◆ REQUIRED TASK
Retype every entry exactly, character for character.

◆ RECORDS FOR THIS TASK
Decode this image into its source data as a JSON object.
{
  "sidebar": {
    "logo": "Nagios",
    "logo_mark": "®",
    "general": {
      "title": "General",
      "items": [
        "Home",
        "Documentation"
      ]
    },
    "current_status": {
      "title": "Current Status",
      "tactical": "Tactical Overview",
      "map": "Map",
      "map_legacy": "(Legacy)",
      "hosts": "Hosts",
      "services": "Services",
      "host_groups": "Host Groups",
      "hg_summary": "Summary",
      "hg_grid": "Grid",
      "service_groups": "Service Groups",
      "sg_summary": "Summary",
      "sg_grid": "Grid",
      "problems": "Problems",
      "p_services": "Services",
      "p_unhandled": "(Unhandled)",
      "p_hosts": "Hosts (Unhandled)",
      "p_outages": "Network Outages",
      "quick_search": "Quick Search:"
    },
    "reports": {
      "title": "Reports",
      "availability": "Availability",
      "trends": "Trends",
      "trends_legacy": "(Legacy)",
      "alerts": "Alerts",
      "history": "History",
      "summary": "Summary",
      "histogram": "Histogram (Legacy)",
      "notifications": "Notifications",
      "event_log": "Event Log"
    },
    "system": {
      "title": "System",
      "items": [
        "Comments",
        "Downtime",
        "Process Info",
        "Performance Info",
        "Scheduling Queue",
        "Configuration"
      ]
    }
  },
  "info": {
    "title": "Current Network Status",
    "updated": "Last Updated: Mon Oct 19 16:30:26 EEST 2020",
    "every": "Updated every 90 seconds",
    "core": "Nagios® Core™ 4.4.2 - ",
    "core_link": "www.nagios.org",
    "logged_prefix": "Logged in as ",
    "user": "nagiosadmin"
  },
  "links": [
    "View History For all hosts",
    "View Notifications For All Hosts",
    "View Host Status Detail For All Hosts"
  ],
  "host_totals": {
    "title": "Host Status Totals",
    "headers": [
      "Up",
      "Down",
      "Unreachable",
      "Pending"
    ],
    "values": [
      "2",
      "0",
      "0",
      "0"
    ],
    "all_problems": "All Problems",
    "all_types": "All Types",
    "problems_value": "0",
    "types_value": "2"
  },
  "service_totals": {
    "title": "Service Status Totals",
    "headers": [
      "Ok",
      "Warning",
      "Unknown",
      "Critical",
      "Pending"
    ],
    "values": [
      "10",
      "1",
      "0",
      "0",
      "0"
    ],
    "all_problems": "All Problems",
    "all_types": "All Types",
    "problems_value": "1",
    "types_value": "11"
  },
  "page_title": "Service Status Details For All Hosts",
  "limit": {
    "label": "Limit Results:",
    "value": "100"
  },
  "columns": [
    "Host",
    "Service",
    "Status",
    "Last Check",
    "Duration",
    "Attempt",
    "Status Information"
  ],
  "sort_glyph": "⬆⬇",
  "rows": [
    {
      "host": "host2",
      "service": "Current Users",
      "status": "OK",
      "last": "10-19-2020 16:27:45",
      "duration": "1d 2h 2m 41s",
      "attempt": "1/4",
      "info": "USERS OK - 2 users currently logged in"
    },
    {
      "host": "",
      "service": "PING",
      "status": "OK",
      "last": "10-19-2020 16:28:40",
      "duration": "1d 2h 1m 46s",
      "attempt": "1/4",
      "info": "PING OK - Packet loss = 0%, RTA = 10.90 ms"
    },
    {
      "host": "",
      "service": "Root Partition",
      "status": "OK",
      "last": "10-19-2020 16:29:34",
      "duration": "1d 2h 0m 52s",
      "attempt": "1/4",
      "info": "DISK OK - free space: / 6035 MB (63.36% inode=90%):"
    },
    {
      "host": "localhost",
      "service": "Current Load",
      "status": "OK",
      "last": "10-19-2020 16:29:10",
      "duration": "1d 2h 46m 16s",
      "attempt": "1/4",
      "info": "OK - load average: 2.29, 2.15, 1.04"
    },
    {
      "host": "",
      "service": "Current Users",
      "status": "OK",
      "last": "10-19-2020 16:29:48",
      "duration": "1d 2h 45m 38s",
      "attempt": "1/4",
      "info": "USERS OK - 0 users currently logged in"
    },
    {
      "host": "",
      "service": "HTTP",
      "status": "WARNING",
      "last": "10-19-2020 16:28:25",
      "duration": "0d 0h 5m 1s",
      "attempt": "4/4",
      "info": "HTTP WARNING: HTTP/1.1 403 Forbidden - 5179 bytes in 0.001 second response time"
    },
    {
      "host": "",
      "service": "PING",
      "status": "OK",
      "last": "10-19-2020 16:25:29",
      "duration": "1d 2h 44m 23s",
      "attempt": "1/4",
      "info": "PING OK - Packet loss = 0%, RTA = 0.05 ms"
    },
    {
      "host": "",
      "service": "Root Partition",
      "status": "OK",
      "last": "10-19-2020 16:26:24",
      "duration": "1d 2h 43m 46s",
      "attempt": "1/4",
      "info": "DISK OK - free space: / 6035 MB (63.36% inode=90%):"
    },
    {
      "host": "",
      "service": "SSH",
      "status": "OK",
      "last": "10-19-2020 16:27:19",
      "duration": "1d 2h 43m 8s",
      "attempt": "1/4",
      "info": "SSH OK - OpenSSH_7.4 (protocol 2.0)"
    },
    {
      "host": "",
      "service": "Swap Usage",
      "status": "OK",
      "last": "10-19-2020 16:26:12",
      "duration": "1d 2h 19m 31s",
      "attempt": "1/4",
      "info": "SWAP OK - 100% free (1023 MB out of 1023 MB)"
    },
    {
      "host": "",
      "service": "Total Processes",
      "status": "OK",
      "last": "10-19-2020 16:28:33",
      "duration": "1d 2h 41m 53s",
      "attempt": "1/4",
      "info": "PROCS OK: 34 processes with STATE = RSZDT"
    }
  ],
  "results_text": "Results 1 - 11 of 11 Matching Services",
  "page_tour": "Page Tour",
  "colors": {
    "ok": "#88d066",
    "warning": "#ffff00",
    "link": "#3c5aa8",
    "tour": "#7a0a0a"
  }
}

◆ WORKED ANSWER
Decode this image into its source data as a JSON object.
{
  "sidebar": {
    "logo": "Nagios",
    "logo_mark": "®",
    "general": {
      "title": "General",
      "items": [
        "Home",
        "Documentation"
      ]
    },
    "current_status": {
      "title": "Current Status",
      "tactical": "Tactical Overview",
      "map": "Map",
      "map_legacy": "(Legacy)",
      "hosts": "Hosts",
      "services": "Services",
      "host_groups": "Host Groups",
      "hg_summary": "Summary",
      "hg_grid": "Grid",
      "service_groups": "Service Groups",
      "sg_summary": "Summary",
      "sg_grid": "Grid",
      "problems": "Problems",
      "p_services": "Services",
      "p_unhandled": "(Unhandled)",
      "p_hosts": "Hosts (Unhandled)",
      "p_outages": "Network Outages",
      "quick_search": "Quick Search:"
    },
    "reports": {
      "title": "Reports",
      "availability": "Availability",
      "trends": "Trends",
      "trends_legacy": "(Legacy)",
      "alerts": "Alerts",
      "history": "History",
      "summary": "Summary",
      "histogram": "Histogram (Legacy)",
      "notifications": "Notifications",
      "event_log": "Event Log"
    },
    "system": {
      "title": "System",
      "items": [
        "Comments",
        "Downtime",
        "Process Info",
        "Performance Info",
        "Scheduling Queue",
        "Configuration"
      ]
    }
  },
  "info": {
    "title": "Current Network Status",
    "updated": "Last Updated: Mon Oct 19 16:30:26 EEST 2020",
    "every": "Updated every 90 seconds",
    "core": "Nagios® Core™ 4.4.2 - ",
    "core_link": "www.nagios.org",
    "logged_prefix": "Logged in as ",
    "user": "nagiosadmin"
  },
  "links": [
    "View History For all hosts",
    "View Notifications For All Hosts",
    "View Host Status Detail For All Hosts"
  ],
  "host_totals": {
    "title": "Host Status Totals",
    "headers": [
      "Up",
      "Down",
      "Unreachable",
      "Pending"
    ],
    "values": [
      "2",
      "0",
      "0",
      "0"
    ],
    "all_problems": "All Problems",
    "all_types": "All Types",
    "problems_value": "0",
    "types_value": "2"
  },
  "service_totals": {
    "title": "Service Status Totals",
    "headers": [
      "Ok",
      "Warning",
      "Unknown",
      "Critical",
      "Pending"
    ],
    "values": [
      "10",
      "1",
      "0",
      "0",
      "0"
    ],
    "all_problems": "All Problems",
    "all_types": "All Types",
    "problems_value": "1",
    "types_value": "11"
  },
  "page_title": "Service Status Details For All Hosts",
  "limit": {
    "label": "Limit Results:",
    "value": "100"
  },
  "columns": [
    "Host",
    "Service",
    "Status",
    "Last Check",
    "Duration",
    "Attempt",
    "Status Information"
  ],
  "sort_glyph": "⬆⬇",
  "rows": [
    {
      "host": "host2",
      "service": "Current Users",
      "status": "OK",
      "last": "10-19-2020 16:27:45",
      "duration": "1d 2h 2m 41s",
      "attempt": "1/4",
      "info": "USERS OK - 2 users currently logged in"
    },
    {
      "host": "",
      "service": "PING",
      "status": "OK",
      "last": "10-19-2020 16:28:40",
      "duration": "1d 2h 1m 46s",
      "attempt": "1/4",
      "info": "PING OK - Packet loss = 0%, RTA = 10.90 ms"
    },
    {
      "host": "",
      "service": "Root Partition",
      "status": "OK",
      "last": "10-19-2020 16:29:34",
      "duration": "1d 2h 0m 52s",
      "attempt": "1/4",
      "info": "DISK OK - free space: / 6035 MB (63.36% inode=90%):"
    },
    {
      "host": "localhost",
      "service": "Current Load",
      "status": "OK",
      "last": "10-19-2020 16:29:10",
      "duration": "1d 2h 46m 16s",
      "attempt": "1/4",
      "info": "OK - load average: 2.29, 2.15, 1.04"
    },
    {
      "host": "",
      "service": "Current Users",
      "status": "OK",
      "last": "10-19-2020 16:29:48",
      "duration": "1d 2h 45m 38s",
      "attempt": "1/4",
      "info": "USERS OK - 0 users currently logged in"
    },
    {
      "host": "",
      "service": "HTTP",
      "status": "WARNING",
      "last": "10-19-2020 16:28:25",
      "duration": "0d 0h 5m 1s",
      "attempt": "4/4",
      "info": "HTTP WARNING: HTTP/1.1 403 Forbidden - 5179 bytes in 0.001 second response time"
    },
    {
      "host": "",
      "service": "PING",
      "status": "OK",
      "last": "10-19-2020 16:25:29",
      "duration": "1d 2h 44m 23s",
      "attempt": "1/4",
      "info": "PING OK - Packet loss = 0%, RTA = 0.05 ms"
    },
    {
      "host": "",
      "service": "Root Partition",
      "status": "OK",
      "last": "10-19-2020 16:26:24",
      "duration": "1d 2h 43m 46s",
      "attempt": "1/4",
      "info": "DISK OK - free space: / 6035 MB (63.36% inode=90%):"
    },
    {
      "host": "",
      "service": "SSH",
      "status": "OK",
      "last": "10-19-2020 16:27:19",
      "duration": "1d 2h 43m 8s",
      "attempt": "1/4",
      "info": "SSH OK - OpenSSH_7.4 (protocol 2.0)"
    },
    {
      "host": "",
      "service": "Swap Usage",
      "status": "OK",
      "last": "10-19-2020 16:26:12",
      "duration": "1d 2h 19m 31s",
      "attempt": "1/4",
      "info": "SWAP OK - 100% free (1023 MB out of 1023 MB)"
    },
    {
      "host": "",
      "service": "Total Processes",
      "status": "OK",
      "last": "10-19-2020 16:28:33",
      "duration": "1d 2h 41m 53s",
      "attempt": "1/4",
      "info": "PROCS OK: 34 processes with STATE = RSZDT"
    }
  ],
  "results_text": "Results 1 - 11 of 11 Matching Services",
  "page_tour": "Page Tour",
  "colors": {
    "ok": "#88d066",
    "warning": "#ffff00",
    "link": "#3c5aa8",
    "tour": "#7a0a0a"
  }
}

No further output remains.